### Your instructions
Every entry needs to be reproduced exactly.
───── Stored data
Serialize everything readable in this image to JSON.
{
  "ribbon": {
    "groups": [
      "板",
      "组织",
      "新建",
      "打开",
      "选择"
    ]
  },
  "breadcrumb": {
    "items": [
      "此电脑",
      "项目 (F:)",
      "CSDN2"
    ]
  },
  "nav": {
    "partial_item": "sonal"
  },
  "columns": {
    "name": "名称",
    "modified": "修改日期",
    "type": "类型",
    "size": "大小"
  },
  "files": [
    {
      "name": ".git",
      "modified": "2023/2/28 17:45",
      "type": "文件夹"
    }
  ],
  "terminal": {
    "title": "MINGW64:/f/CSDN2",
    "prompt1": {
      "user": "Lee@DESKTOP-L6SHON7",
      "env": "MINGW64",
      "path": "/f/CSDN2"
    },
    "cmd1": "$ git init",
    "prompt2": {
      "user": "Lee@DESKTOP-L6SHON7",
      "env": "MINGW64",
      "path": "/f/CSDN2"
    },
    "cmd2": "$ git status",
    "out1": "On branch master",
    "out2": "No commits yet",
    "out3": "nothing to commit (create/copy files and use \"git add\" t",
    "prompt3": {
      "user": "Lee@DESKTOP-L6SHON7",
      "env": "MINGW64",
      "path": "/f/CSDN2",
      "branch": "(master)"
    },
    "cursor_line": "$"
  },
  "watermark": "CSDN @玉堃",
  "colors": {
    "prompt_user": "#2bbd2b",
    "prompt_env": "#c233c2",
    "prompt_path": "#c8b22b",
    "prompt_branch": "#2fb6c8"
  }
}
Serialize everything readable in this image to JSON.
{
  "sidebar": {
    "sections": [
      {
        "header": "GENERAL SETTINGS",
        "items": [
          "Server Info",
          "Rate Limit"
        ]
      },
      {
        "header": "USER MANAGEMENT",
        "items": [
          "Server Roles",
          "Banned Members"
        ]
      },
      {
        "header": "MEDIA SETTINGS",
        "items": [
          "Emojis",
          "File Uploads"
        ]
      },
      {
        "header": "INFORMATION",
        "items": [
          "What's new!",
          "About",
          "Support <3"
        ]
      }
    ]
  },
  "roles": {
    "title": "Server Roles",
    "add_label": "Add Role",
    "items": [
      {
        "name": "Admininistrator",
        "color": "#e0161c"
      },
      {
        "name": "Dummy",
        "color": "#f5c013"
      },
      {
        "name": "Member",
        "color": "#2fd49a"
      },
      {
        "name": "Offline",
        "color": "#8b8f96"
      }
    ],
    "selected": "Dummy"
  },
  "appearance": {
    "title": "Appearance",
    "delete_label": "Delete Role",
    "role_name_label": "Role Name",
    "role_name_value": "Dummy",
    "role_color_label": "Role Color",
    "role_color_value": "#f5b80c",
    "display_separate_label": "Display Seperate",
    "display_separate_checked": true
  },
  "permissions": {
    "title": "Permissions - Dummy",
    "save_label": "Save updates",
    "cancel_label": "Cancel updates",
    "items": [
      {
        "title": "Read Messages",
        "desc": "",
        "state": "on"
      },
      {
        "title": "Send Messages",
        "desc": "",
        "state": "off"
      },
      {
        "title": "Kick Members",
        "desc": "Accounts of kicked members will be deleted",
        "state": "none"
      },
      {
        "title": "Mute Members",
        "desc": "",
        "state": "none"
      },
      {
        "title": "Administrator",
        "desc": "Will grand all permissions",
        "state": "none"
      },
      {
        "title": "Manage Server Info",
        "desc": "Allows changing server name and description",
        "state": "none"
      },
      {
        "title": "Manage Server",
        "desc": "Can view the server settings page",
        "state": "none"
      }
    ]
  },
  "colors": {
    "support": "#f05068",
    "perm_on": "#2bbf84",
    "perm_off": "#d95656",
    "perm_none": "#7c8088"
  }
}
──────────
### Exercise response
Serialize everything readable in this image to JSON.
{
  "ribbon": {
    "groups": [
      "板",
      "组织",
      "新建",
      "打开",
      "选择"
    ]
  },
  "breadcrumb": {
    "items": [
      "此电脑",
      "项目 (F:)",
      "CSDN2"
    ]
  },
  "nav": {
    "partial_item": "sonal"
  },
  "columns": {
    "name": "名称",
    "modified": "修改日期",
    "type": "类型",
    "size": "大小"
  },
  "files": [
    {
      "name": ".git",
      "modified": "2023/2/28 17:45",
      "type": "文件夹"
    }
  ],
  "terminal": {
    "title": "MINGW64:/f/CSDN2",
    "prompt1": {
      "user": "Lee@DESKTOP-L6SHON7",
      "env": "MINGW64",
      "path": "/f/CSDN2"
    },
    "cmd1": "$ git init",
    "prompt2": {
      "user": "Lee@DESKTOP-L6SHON7",
      "env": "MINGW64",
      "path": "/f/CSDN2"
    },
    "cmd2": "$ git status",
    "out1": "On branch master",
    "out2": "No commits yet",
    "out3": "nothing to commit (create/copy files and use \"git add\" t",
    "prompt3": {
      "user": "Lee@DESKTOP-L6SHON7",
      "env": "MINGW64",
      "path": "/f/CSDN2",
      "branch": "(master)"
    },
    "cursor_line": "$"
  },
  "watermark": "CSDN @玉堃",
  "colors": {
    "prompt_user": "#2bbd2b",
    "prompt_env": "#c233c2",
    "prompt_path": "#c8b22b",
    "prompt_branch": "#2fb6c8"
  }
}
Serialize everything readable in this image to JSON.
{
  "sidebar": {
    "sections": [
      {
        "header": "GENERAL SETTINGS",
        "items": [
          "Server Info",
          "Rate Limit"
        ]
      },
      {
        "header": "USER MANAGEMENT",
        "items": [
          "Server Roles",
          "Banned Members"
        ]
      },
      {
        "header": "MEDIA SETTINGS",
        "items": [
          "Emojis",
          "File Uploads"
        ]
      },
      {
        "header": "INFORMATION",
        "items": [
          "What's new!",
          "About",
          "Support <3"
        ]
      }
    ]
  },
  "roles": {
    "title": "Server Roles",
    "add_label": "Add Role",
    "items": [
      {
        "name": "Admininistrator",
        "color": "#e0161c"
      },
      {
        "name": "Dummy",
        "color": "#f5c013"
      },
      {
        "name": "Member",
        "color": "#2fd49a"
      },
      {
        "name": "Offline",
        "color": "#8b8f96"
      }
    ],
    "selected": "Dummy"
  },
  "appearance": {
    "title": "Appearance",
    "delete_label": "Delete Role",
    "role_name_label": "Role Name",
    "role_name_value": "Dummy",
    "role_color_label": "Role Color",
    "role_color_value": "#f5b80c",
    "display_separate_label": "Display Seperate",
    "display_separate_checked": true
  },
  "permissions": {
    "title": "Permissions - Dummy",
    "save_label": "Save updates",
    "cancel_label": "Cancel updates",
    "items": [
      {
        "title": "Read Messages",
        "desc": "",
        "state": "on"
      },
      {
        "title": "Send Messages",
        "desc": "",
        "state": "off"
      },
      {
        "title": "Kick Members",
        "desc": "Accounts of kicked members will be deleted",
        "state": "none"
      },
      {
        "title": "Mute Members",
        "desc": "",
        "state": "none"
      },
      {
        "title": "Administrator",
        "desc": "Will grand all permissions",
        "state": "none"
      },
      {
        "title": "Manage Server Info",
        "desc": "Allows changing server name and description",
        "state": "none"
      },
      {
        "title": "Manage Server",
        "desc": "Can view the server settings page",
        "state": "none"
      }
    ]
  },
  "colors": {
    "support": "#f05068",
    "perm_on": "#2bbf84",
    "perm_off": "#d95656",
    "perm_none": "#7c8088"
  }
}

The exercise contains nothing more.